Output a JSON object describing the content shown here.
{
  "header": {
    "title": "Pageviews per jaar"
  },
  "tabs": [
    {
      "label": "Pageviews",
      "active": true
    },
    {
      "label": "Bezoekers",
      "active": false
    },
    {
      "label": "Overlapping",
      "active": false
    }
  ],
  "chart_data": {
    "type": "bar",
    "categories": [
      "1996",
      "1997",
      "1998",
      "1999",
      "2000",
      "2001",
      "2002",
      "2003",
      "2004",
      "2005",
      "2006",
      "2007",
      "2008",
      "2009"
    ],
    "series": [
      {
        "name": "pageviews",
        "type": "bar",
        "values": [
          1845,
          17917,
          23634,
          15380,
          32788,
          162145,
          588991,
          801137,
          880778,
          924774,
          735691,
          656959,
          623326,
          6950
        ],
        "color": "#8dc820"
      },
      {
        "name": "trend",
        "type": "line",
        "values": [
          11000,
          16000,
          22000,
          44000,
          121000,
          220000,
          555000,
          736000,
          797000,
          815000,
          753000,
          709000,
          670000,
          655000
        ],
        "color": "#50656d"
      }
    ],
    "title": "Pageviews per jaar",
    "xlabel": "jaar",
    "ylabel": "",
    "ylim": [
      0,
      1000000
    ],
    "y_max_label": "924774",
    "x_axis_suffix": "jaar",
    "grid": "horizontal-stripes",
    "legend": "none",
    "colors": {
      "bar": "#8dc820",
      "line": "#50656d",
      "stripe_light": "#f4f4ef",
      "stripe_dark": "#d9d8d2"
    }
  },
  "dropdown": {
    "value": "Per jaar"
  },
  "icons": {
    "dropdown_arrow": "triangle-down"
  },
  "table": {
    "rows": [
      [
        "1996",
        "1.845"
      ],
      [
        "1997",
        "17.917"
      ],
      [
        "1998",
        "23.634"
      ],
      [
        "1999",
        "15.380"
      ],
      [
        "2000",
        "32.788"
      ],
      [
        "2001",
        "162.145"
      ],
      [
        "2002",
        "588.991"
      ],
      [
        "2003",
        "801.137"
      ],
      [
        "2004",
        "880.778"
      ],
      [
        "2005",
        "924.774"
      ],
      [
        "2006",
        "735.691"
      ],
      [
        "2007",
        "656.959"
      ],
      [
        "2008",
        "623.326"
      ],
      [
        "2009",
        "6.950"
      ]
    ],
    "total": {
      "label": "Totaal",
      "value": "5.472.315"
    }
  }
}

### Objective
Lines containing the word "title" are to be counted in the listing; state their number alone.

### Answer
2